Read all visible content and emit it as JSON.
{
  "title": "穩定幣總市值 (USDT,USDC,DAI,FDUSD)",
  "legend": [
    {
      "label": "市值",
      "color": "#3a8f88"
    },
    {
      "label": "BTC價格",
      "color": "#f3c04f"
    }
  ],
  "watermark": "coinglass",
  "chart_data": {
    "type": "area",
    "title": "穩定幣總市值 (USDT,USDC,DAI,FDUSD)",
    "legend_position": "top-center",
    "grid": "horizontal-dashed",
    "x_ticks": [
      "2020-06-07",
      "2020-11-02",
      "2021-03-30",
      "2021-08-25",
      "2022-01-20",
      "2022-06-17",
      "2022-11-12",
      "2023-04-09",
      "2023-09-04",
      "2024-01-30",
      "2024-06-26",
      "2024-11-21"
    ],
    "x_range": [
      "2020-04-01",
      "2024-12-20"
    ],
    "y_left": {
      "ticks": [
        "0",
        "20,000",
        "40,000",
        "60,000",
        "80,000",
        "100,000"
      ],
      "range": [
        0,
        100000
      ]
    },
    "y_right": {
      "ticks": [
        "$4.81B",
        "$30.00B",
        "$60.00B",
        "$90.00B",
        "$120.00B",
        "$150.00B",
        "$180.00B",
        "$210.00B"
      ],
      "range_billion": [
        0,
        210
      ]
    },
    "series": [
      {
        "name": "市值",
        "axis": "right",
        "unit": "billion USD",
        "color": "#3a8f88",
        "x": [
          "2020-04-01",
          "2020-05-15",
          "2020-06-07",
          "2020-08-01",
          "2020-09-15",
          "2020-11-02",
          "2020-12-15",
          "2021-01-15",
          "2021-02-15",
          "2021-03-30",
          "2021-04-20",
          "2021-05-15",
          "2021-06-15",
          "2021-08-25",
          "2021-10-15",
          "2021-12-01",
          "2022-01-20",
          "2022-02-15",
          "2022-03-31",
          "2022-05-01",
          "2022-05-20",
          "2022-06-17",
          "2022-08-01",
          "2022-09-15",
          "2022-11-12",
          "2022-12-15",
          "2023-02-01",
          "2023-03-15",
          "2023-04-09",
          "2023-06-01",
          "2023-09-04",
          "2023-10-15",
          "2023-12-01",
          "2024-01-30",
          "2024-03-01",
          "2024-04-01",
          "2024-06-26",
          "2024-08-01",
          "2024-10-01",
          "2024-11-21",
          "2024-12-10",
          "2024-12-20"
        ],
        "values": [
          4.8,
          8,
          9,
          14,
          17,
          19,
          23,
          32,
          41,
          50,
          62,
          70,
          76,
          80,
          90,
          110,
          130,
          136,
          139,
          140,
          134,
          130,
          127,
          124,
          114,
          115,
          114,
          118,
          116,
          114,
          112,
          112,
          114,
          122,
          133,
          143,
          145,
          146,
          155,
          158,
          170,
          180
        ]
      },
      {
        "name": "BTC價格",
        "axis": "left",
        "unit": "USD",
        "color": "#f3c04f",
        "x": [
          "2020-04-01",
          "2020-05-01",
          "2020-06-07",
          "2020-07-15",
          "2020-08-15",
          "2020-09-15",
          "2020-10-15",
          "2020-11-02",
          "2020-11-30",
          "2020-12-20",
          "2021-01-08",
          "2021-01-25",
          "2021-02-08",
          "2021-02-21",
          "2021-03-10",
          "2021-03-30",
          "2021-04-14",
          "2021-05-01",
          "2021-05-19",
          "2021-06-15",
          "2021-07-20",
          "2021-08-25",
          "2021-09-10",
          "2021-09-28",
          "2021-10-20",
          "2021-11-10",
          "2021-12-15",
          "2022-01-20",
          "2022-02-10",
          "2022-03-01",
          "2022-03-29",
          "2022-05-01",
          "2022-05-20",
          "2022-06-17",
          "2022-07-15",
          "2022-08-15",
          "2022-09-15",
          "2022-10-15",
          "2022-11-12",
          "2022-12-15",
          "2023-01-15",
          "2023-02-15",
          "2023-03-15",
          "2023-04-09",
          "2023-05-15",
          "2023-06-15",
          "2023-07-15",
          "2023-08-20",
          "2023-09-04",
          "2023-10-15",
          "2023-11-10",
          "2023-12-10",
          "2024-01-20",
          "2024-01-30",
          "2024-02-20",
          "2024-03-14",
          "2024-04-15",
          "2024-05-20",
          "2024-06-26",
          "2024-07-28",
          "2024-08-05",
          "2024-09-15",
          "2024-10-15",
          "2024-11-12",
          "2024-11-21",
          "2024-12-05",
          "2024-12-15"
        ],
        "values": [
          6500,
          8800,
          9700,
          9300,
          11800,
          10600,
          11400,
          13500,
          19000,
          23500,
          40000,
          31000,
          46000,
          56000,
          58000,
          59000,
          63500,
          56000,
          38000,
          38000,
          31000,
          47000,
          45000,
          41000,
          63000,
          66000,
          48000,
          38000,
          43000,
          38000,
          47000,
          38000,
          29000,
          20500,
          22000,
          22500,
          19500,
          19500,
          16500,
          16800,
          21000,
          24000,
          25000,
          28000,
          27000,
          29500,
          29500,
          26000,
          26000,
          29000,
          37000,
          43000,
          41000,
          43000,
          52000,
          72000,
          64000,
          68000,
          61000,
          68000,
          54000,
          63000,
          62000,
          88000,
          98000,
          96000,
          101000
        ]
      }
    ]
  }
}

# # # # #

__EXERCISE__. Extract each entry in full and write it down exactly.

__WORKED ANSWER__.
Read all visible content and emit it as JSON.
{
  "title": "穩定幣總市值 (USDT,USDC,DAI,FDUSD)",
  "legend": [
    {
      "label": "市值",
      "color": "#3a8f88"
    },
    {
      "label": "BTC價格",
      "color": "#f3c04f"
    }
  ],
  "watermark": "coinglass",
  "chart_data": {
    "type": "area",
    "title": "穩定幣總市值 (USDT,USDC,DAI,FDUSD)",
    "legend_position": "top-center",
    "grid": "horizontal-dashed",
    "x_ticks": [
      "2020-06-07",
      "2020-11-02",
      "2021-03-30",
      "2021-08-25",
      "2022-01-20",
      "2022-06-17",
      "2022-11-12",
      "2023-04-09",
      "2023-09-04",
      "2024-01-30",
      "2024-06-26",
      "2024-11-21"
    ],
    "x_range": [
      "2020-04-01",
      "2024-12-20"
    ],
    "y_left": {
      "ticks": [
        "0",
        "20,000",
        "40,000",
        "60,000",
        "80,000",
        "100,000"
      ],
      "range": [
        0,
        100000
      ]
    },
    "y_right": {
      "ticks": [
        "$4.81B",
        "$30.00B",
        "$60.00B",
        "$90.00B",
        "$120.00B",
        "$150.00B",
        "$180.00B",
        "$210.00B"
      ],
      "range_billion": [
        0,
        210
      ]
    },
    "series": [
      {
        "name": "市值",
        "axis": "right",
        "unit": "billion USD",
        "color": "#3a8f88",
        "x": [
          "2020-04-01",
          "2020-05-15",
          "2020-06-07",
          "2020-08-01",
          "2020-09-15",
          "2020-11-02",
          "2020-12-15",
          "2021-01-15",
          "2021-02-15",
          "2021-03-30",
          "2021-04-20",
          "2021-05-15",
          "2021-06-15",
          "2021-08-25",
          "2021-10-15",
          "2021-12-01",
          "2022-01-20",
          "2022-02-15",
          "2022-03-31",
          "2022-05-01",
          "2022-05-20",
          "2022-06-17",
          "2022-08-01",
          "2022-09-15",
          "2022-11-12",
          "2022-12-15",
          "2023-02-01",
          "2023-03-15",
          "2023-04-09",
          "2023-06-01",
          "2023-09-04",
          "2023-10-15",
          "2023-12-01",
          "2024-01-30",
          "2024-03-01",
          "2024-04-01",
          "2024-06-26",
          "2024-08-01",
          "2024-10-01",
          "2024-11-21",
          "2024-12-10",
          "2024-12-20"
        ],
        "values": [
          4.8,
          8,
          9,
          14,
          17,
          19,
          23,
          32,
          41,
          50,
          62,
          70,
          76,
          80,
          90,
          110,
          130,
          136,
          139,
          140,
          134,
          130,
          127,
          124,
          114,
          115,
          114,
          118,
          116,
          114,
          112,
          112,
          114,
          122,
          133,
          143,
          145,
          146,
          155,
          158,
          170,
          180
        ]
      },
      {
        "name": "BTC價格",
        "axis": "left",
        "unit": "USD",
        "color": "#f3c04f",
        "x": [
          "2020-04-01",
          "2020-05-01",
          "2020-06-07",
          "2020-07-15",
          "2020-08-15",
          "2020-09-15",
          "2020-10-15",
          "2020-11-02",
          "2020-11-30",
          "2020-12-20",
          "2021-01-08",
          "2021-01-25",
          "2021-02-08",
          "2021-02-21",
          "2021-03-10",
          "2021-03-30",
          "2021-04-14",
          "2021-05-01",
          "2021-05-19",
          "2021-06-15",
          "2021-07-20",
          "2021-08-25",
          "2021-09-10",
          "2021-09-28",
          "2021-10-20",
          "2021-11-10",
          "2021-12-15",
          "2022-01-20",
          "2022-02-10",
          "2022-03-01",
          "2022-03-29",
          "2022-05-01",
          "2022-05-20",
          "2022-06-17",
          "2022-07-15",
          "2022-08-15",
          "2022-09-15",
          "2022-10-15",
          "2022-11-12",
          "2022-12-15",
          "2023-01-15",
          "2023-02-15",
          "2023-03-15",
          "2023-04-09",
          "2023-05-15",
          "2023-06-15",
          "2023-07-15",
          "2023-08-20",
          "2023-09-04",
          "2023-10-15",
          "2023-11-10",
          "2023-12-10",
          "2024-01-20",
          "2024-01-30",
          "2024-02-20",
          "2024-03-14",
          "2024-04-15",
          "2024-05-20",
          "2024-06-26",
          "2024-07-28",
          "2024-08-05",
          "2024-09-15",
          "2024-10-15",
          "2024-11-12",
          "2024-11-21",
          "2024-12-05",
          "2024-12-15"
        ],
        "values": [
          6500,
          8800,
          9700,
          9300,
          11800,
          10600,
          11400,
          13500,
          19000,
          23500,
          40000,
          31000,
          46000,
          56000,
          58000,
          59000,
          63500,
          56000,
          38000,
          38000,
          31000,
          47000,
          45000,
          41000,
          63000,
          66000,
          48000,
          38000,
          43000,
          38000,
          47000,
          38000,
          29000,
          20500,
          22000,
          22500,
          19500,
          19500,
          16500,
          16800,
          21000,
          24000,
          25000,
          28000,
          27000,
          29500,
          29500,
          26000,
          26000,
          29000,
          37000,
          43000,
          41000,
          43000,
          52000,
          72000,
          64000,
          68000,
          61000,
          68000,
          54000,
          63000,
          62000,
          88000,
          98000,
          96000,
          101000
        ]
      }
    ]
  }
}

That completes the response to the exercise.